_Data tied to figure images_:
>>>>
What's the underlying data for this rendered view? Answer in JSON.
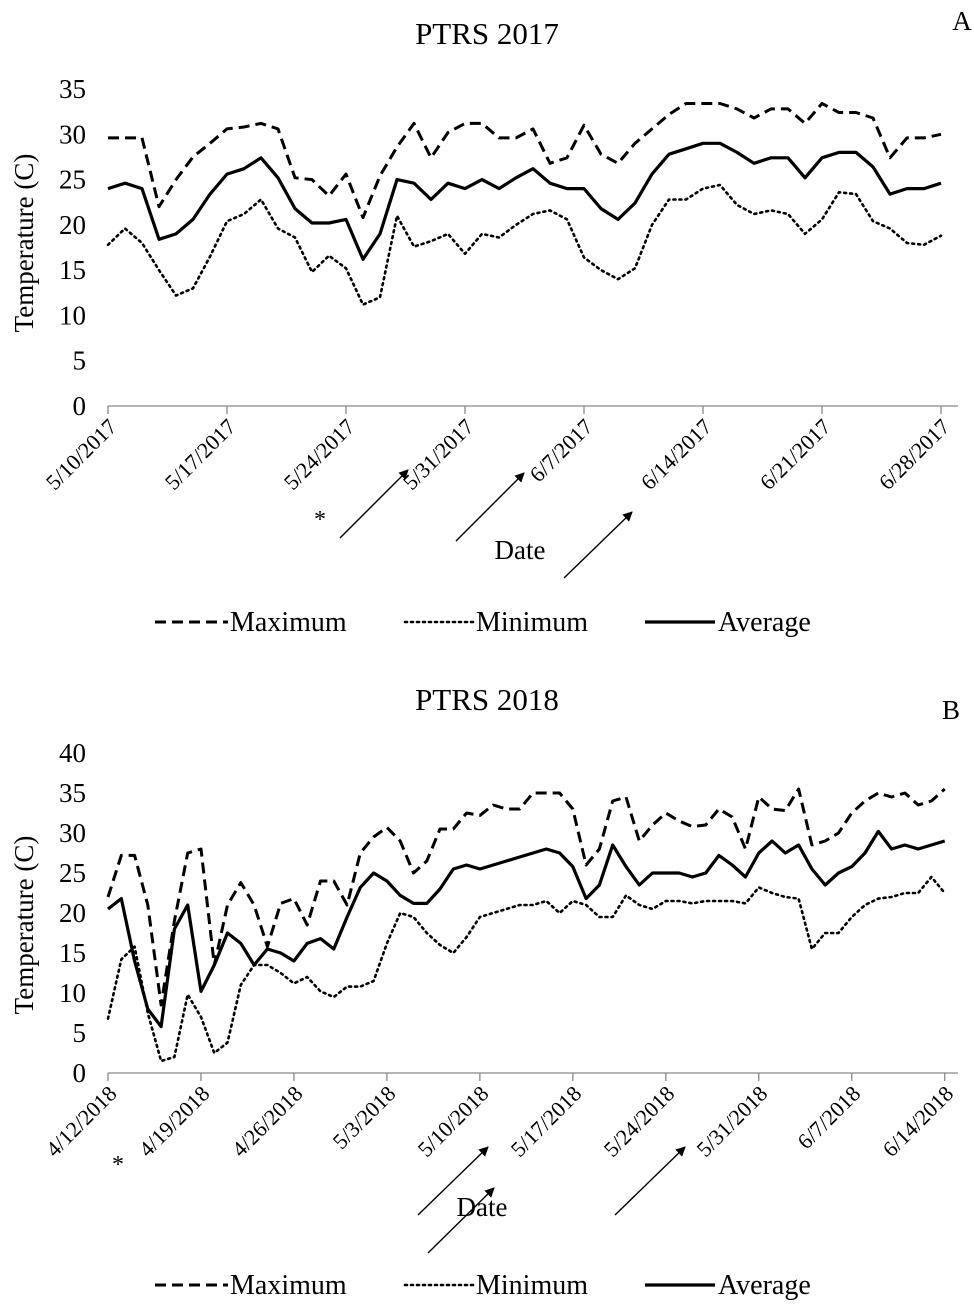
{
  "chart_data": [
    {
      "type": "line",
      "panel": "A",
      "title": "PTRS 2017",
      "xlabel": "Date",
      "ylabel": "Temperature (C)",
      "ylim": [
        0,
        35
      ],
      "yticks": [
        0,
        5,
        10,
        15,
        20,
        25,
        30,
        35
      ],
      "xlim_days": [
        0,
        50
      ],
      "xticks": [
        "5/10/2017",
        "5/17/2017",
        "5/24/2017",
        "5/31/2017",
        "6/7/2017",
        "6/14/2017",
        "6/21/2017",
        "6/28/2017"
      ],
      "x": [
        "5/10/2017",
        "5/11/2017",
        "5/12/2017",
        "5/13/2017",
        "5/14/2017",
        "5/15/2017",
        "5/16/2017",
        "5/17/2017",
        "5/18/2017",
        "5/19/2017",
        "5/20/2017",
        "5/21/2017",
        "5/22/2017",
        "5/23/2017",
        "5/24/2017",
        "5/25/2017",
        "5/26/2017",
        "5/27/2017",
        "5/28/2017",
        "5/29/2017",
        "5/30/2017",
        "5/31/2017",
        "6/1/2017",
        "6/2/2017",
        "6/3/2017",
        "6/4/2017",
        "6/5/2017",
        "6/6/2017",
        "6/7/2017",
        "6/8/2017",
        "6/9/2017",
        "6/10/2017",
        "6/11/2017",
        "6/12/2017",
        "6/13/2017",
        "6/14/2017",
        "6/15/2017",
        "6/16/2017",
        "6/17/2017",
        "6/18/2017",
        "6/19/2017",
        "6/20/2017",
        "6/21/2017",
        "6/22/2017",
        "6/23/2017",
        "6/24/2017",
        "6/25/2017",
        "6/26/2017",
        "6/27/2017",
        "6/28/2017"
      ],
      "series": [
        {
          "name": "Maximum",
          "style": "dashed",
          "values": [
            29.6,
            29.6,
            29.6,
            22.0,
            25.0,
            27.5,
            29.0,
            30.6,
            30.8,
            31.2,
            30.6,
            25.2,
            25.0,
            23.2,
            25.6,
            20.8,
            25.4,
            28.6,
            31.2,
            27.4,
            30.2,
            31.2,
            31.2,
            29.6,
            29.6,
            30.6,
            26.8,
            27.4,
            31.0,
            27.8,
            26.8,
            29.0,
            30.6,
            32.2,
            33.4,
            33.4,
            33.4,
            32.8,
            31.8,
            32.8,
            32.8,
            31.2,
            33.4,
            32.4,
            32.4,
            31.8,
            27.4,
            29.6,
            29.6,
            30.0
          ]
        },
        {
          "name": "Minimum",
          "style": "dotted",
          "values": [
            17.8,
            19.6,
            18.0,
            15.0,
            12.2,
            13.0,
            16.5,
            20.4,
            21.2,
            22.8,
            19.6,
            18.6,
            14.8,
            16.6,
            15.2,
            11.2,
            12.0,
            21.0,
            17.6,
            18.2,
            19.0,
            16.8,
            19.0,
            18.6,
            20.0,
            21.2,
            21.6,
            20.6,
            16.4,
            15.0,
            14.0,
            15.2,
            20.0,
            22.8,
            22.8,
            24.0,
            24.4,
            22.2,
            21.2,
            21.6,
            21.2,
            19.0,
            20.6,
            23.6,
            23.4,
            20.4,
            19.6,
            18.0,
            17.8,
            18.8
          ]
        },
        {
          "name": "Average",
          "style": "solid",
          "values": [
            24.0,
            24.6,
            24.0,
            18.4,
            19.0,
            20.6,
            23.4,
            25.6,
            26.2,
            27.4,
            25.2,
            21.8,
            20.2,
            20.2,
            20.6,
            16.2,
            19.0,
            25.0,
            24.6,
            22.8,
            24.6,
            24.0,
            25.0,
            24.0,
            25.2,
            26.2,
            24.6,
            24.0,
            24.0,
            21.8,
            20.6,
            22.4,
            25.6,
            27.8,
            28.4,
            29.0,
            29.0,
            28.0,
            26.8,
            27.4,
            27.4,
            25.2,
            27.4,
            28.0,
            28.0,
            26.4,
            23.4,
            24.0,
            24.0,
            24.6
          ]
        }
      ],
      "legend": [
        "Maximum",
        "Minimum",
        "Average"
      ],
      "legend_position": "bottom",
      "annotations": {
        "asterisk": "*"
      }
    },
    {
      "type": "line",
      "panel": "B",
      "title": "PTRS 2018",
      "xlabel": "Date",
      "ylabel": "Temperature (C)",
      "ylim": [
        0,
        40
      ],
      "yticks": [
        0,
        5,
        10,
        15,
        20,
        25,
        30,
        35,
        40
      ],
      "xlim_days": [
        0,
        64
      ],
      "xticks": [
        "4/12/2018",
        "4/19/2018",
        "4/26/2018",
        "5/3/2018",
        "5/10/2018",
        "5/17/2018",
        "5/24/2018",
        "5/31/2018",
        "6/7/2018",
        "6/14/2018"
      ],
      "x": [
        "4/12/2018",
        "4/13/2018",
        "4/14/2018",
        "4/15/2018",
        "4/16/2018",
        "4/17/2018",
        "4/18/2018",
        "4/19/2018",
        "4/20/2018",
        "4/21/2018",
        "4/22/2018",
        "4/23/2018",
        "4/24/2018",
        "4/25/2018",
        "4/26/2018",
        "4/27/2018",
        "4/28/2018",
        "4/29/2018",
        "4/30/2018",
        "5/1/2018",
        "5/2/2018",
        "5/3/2018",
        "5/4/2018",
        "5/5/2018",
        "5/6/2018",
        "5/7/2018",
        "5/8/2018",
        "5/9/2018",
        "5/10/2018",
        "5/11/2018",
        "5/12/2018",
        "5/13/2018",
        "5/14/2018",
        "5/15/2018",
        "5/16/2018",
        "5/17/2018",
        "5/18/2018",
        "5/19/2018",
        "5/20/2018",
        "5/21/2018",
        "5/22/2018",
        "5/23/2018",
        "5/24/2018",
        "5/25/2018",
        "5/26/2018",
        "5/27/2018",
        "5/28/2018",
        "5/29/2018",
        "5/30/2018",
        "5/31/2018",
        "6/1/2018",
        "6/2/2018",
        "6/3/2018",
        "6/4/2018",
        "6/5/2018",
        "6/6/2018",
        "6/7/2018",
        "6/8/2018",
        "6/9/2018",
        "6/10/2018",
        "6/11/2018",
        "6/12/2018",
        "6/13/2018",
        "6/14/2018"
      ],
      "series": [
        {
          "name": "Maximum",
          "style": "dashed",
          "values": [
            22.0,
            27.2,
            27.2,
            21.0,
            8.5,
            19.0,
            27.5,
            28.0,
            13.5,
            21.0,
            23.8,
            21.0,
            15.8,
            21.2,
            21.8,
            18.5,
            24.0,
            24.0,
            21.0,
            27.5,
            29.5,
            30.7,
            29.0,
            25.0,
            26.5,
            30.5,
            30.5,
            32.5,
            32.2,
            33.5,
            33.0,
            33.0,
            35.0,
            35.0,
            35.0,
            33.0,
            26.0,
            28.0,
            34.0,
            34.5,
            29.0,
            31.0,
            32.5,
            31.5,
            30.8,
            31.0,
            33.0,
            32.0,
            28.0,
            34.5,
            33.0,
            32.8,
            35.5,
            28.5,
            29.0,
            30.0,
            32.5,
            34.0,
            35.0,
            34.5,
            35.0,
            33.5,
            34.0,
            35.5
          ]
        },
        {
          "name": "Minimum",
          "style": "dotted",
          "values": [
            6.8,
            14.2,
            15.8,
            7.5,
            1.5,
            2.0,
            9.8,
            7.0,
            2.5,
            3.8,
            11.0,
            13.5,
            13.5,
            12.5,
            11.2,
            12.0,
            10.2,
            9.5,
            10.8,
            10.8,
            11.5,
            16.2,
            20.0,
            19.5,
            17.5,
            16.0,
            15.0,
            17.0,
            19.5,
            20.0,
            20.5,
            21.0,
            21.0,
            21.5,
            20.0,
            21.5,
            21.0,
            19.5,
            19.5,
            22.2,
            21.0,
            20.5,
            21.5,
            21.5,
            21.2,
            21.5,
            21.5,
            21.5,
            21.2,
            23.2,
            22.5,
            22.0,
            21.8,
            15.5,
            17.5,
            17.5,
            19.5,
            21.0,
            21.8,
            22.0,
            22.5,
            22.5,
            24.5,
            22.5
          ]
        },
        {
          "name": "Average",
          "style": "solid",
          "values": [
            20.5,
            21.8,
            14.0,
            8.0,
            5.8,
            18.0,
            21.0,
            10.2,
            13.5,
            17.5,
            16.2,
            13.5,
            15.5,
            15.0,
            14.0,
            16.2,
            16.8,
            15.5,
            19.5,
            23.2,
            25.0,
            24.0,
            22.2,
            21.2,
            21.2,
            23.0,
            25.5,
            26.0,
            25.5,
            26.0,
            26.5,
            27.0,
            27.5,
            28.0,
            27.5,
            25.8,
            21.8,
            23.5,
            28.5,
            25.8,
            23.5,
            25.0,
            25.0,
            25.0,
            24.5,
            25.0,
            27.2,
            26.0,
            24.5,
            27.5,
            29.0,
            27.5,
            28.5,
            25.5,
            23.5,
            25.0,
            25.8,
            27.5,
            30.2,
            28.0,
            28.5,
            28.0,
            28.5,
            29.0
          ]
        }
      ],
      "legend": [
        "Maximum",
        "Minimum",
        "Average"
      ],
      "legend_position": "bottom",
      "annotations": {
        "asterisk": "*"
      }
    }
  ]
}
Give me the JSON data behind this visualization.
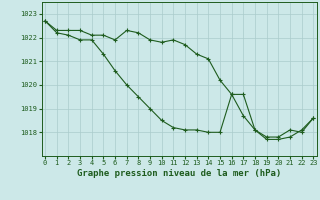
{
  "title": "Graphe pression niveau de la mer (hPa)",
  "background_color": "#cce8e8",
  "grid_color": "#aacccc",
  "line_color": "#1e5c1e",
  "marker_color": "#1e5c1e",
  "x_values": [
    0,
    1,
    2,
    3,
    4,
    5,
    6,
    7,
    8,
    9,
    10,
    11,
    12,
    13,
    14,
    15,
    16,
    17,
    18,
    19,
    20,
    21,
    22,
    23
  ],
  "line1": [
    1022.7,
    1022.3,
    1022.3,
    1022.3,
    1022.1,
    1022.1,
    1021.9,
    1022.3,
    1022.2,
    1021.9,
    1021.8,
    1021.9,
    1021.7,
    1021.3,
    1021.1,
    1020.2,
    1019.6,
    1018.7,
    1018.1,
    1017.7,
    1017.7,
    1017.8,
    1018.1,
    1018.6
  ],
  "line2": [
    1022.7,
    1022.2,
    1022.1,
    1021.9,
    1021.9,
    1021.3,
    1020.6,
    1020.0,
    1019.5,
    1019.0,
    1018.5,
    1018.2,
    1018.1,
    1018.1,
    1018.0,
    1018.0,
    1019.6,
    1019.6,
    1018.1,
    1017.8,
    1017.8,
    1018.1,
    1018.0,
    1018.6
  ],
  "ylim_min": 1017.0,
  "ylim_max": 1023.5,
  "yticks": [
    1018,
    1019,
    1020,
    1021,
    1022,
    1023
  ],
  "xlim_min": -0.3,
  "xlim_max": 23.3,
  "marker_size": 2.5,
  "line_width": 0.8,
  "title_fontsize": 6.5,
  "tick_fontsize": 5.0
}
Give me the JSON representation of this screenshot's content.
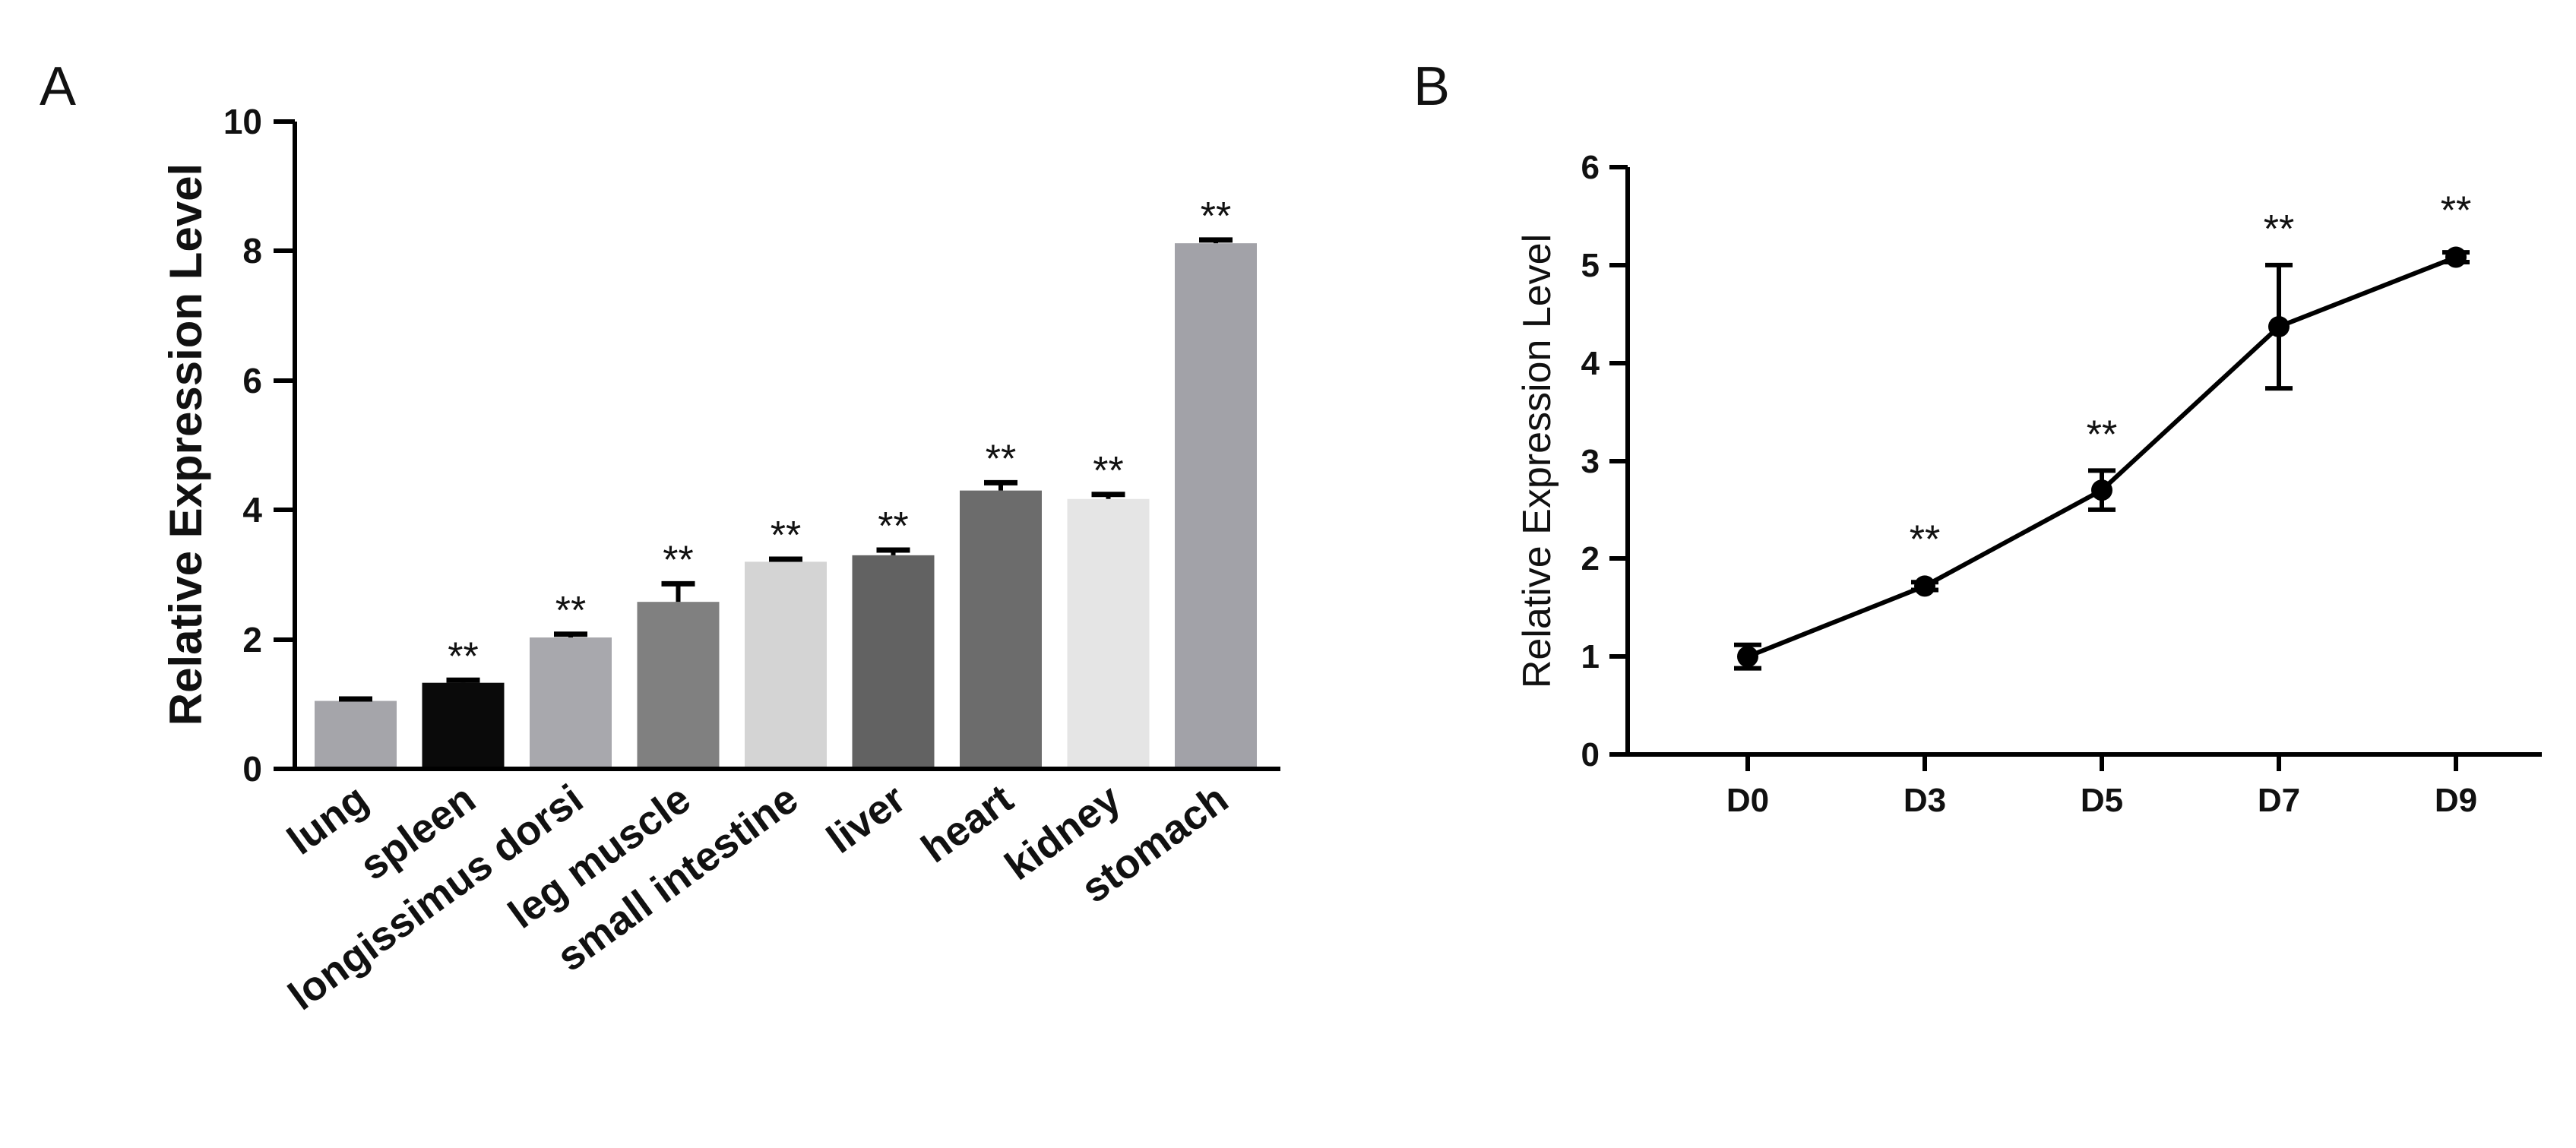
{
  "chart_data": [
    {
      "panel": "A",
      "type": "bar",
      "ylabel": "Relative Expression Level",
      "xlabel": "",
      "ylim": [
        0,
        10
      ],
      "yticks": [
        "0",
        "2",
        "4",
        "6",
        "8",
        "10"
      ],
      "categories": [
        "lung",
        "spleen",
        "longissimus dorsi",
        "leg muscle",
        "small intestine",
        "liver",
        "heart",
        "kidney",
        "stomach"
      ],
      "values": [
        1.05,
        1.33,
        2.03,
        2.58,
        3.2,
        3.3,
        4.3,
        4.17,
        8.12
      ],
      "errors": [
        0.03,
        0.04,
        0.05,
        0.28,
        0.04,
        0.08,
        0.12,
        0.07,
        0.05
      ],
      "significance": [
        "",
        "**",
        "**",
        "**",
        "**",
        "**",
        "**",
        "**",
        "**"
      ],
      "bar_colors": [
        "#a5a5aa",
        "#0a0a0a",
        "#a8a8ad",
        "#808080",
        "#d4d4d4",
        "#626262",
        "#6c6c6c",
        "#e5e5e5",
        "#a2a2a8"
      ]
    },
    {
      "panel": "B",
      "type": "line",
      "ylabel": "Relative Expression Level",
      "xlabel": "",
      "ylim": [
        0,
        6
      ],
      "yticks": [
        "0",
        "1",
        "2",
        "3",
        "4",
        "5",
        "6"
      ],
      "categories": [
        "D0",
        "D3",
        "D5",
        "D7",
        "D9"
      ],
      "values": [
        1.0,
        1.72,
        2.7,
        4.37,
        5.08
      ],
      "errors": [
        0.12,
        0.04,
        0.2,
        0.63,
        0.05
      ],
      "significance": [
        "",
        "**",
        "**",
        "**",
        "**"
      ],
      "line_color": "#000000"
    }
  ]
}
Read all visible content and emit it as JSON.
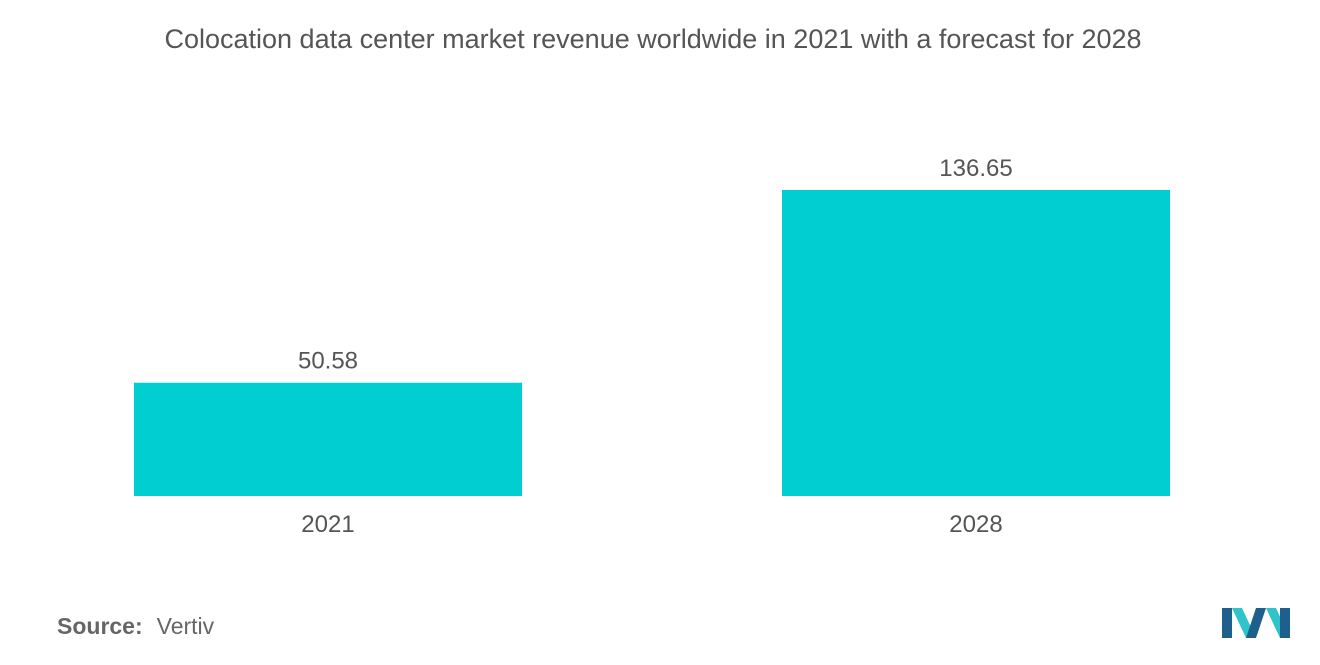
{
  "title": "Colocation data center market revenue worldwide in 2021 with a forecast for 2028",
  "source": {
    "label": "Source:",
    "value": "Vertiv"
  },
  "colors": {
    "bar": "#00CED1",
    "text": "#555555",
    "logo_dark": "#1f5f8b",
    "logo_light": "#2ec4c9"
  },
  "logo": {
    "icon": "mordor-intelligence-logo"
  },
  "chart_data": {
    "type": "bar",
    "categories": [
      "2021",
      "2028"
    ],
    "values": [
      50.58,
      136.65
    ],
    "value_labels": [
      "50.58",
      "136.65"
    ],
    "title": "Colocation data center market revenue worldwide in 2021 with a forecast for 2028",
    "xlabel": "",
    "ylabel": "",
    "ylim": [
      0,
      136.65
    ],
    "grid": false,
    "legend": "none"
  }
}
<<<<
_To be done_: Copy every line from the entries that contains the word "center".

_Final result_:
  "title": "Colocation data center market revenue worldwide in 2021 with a forecast for 2028",
    "title": "Colocation data center market revenue worldwide in 2021 with a forecast for 2028",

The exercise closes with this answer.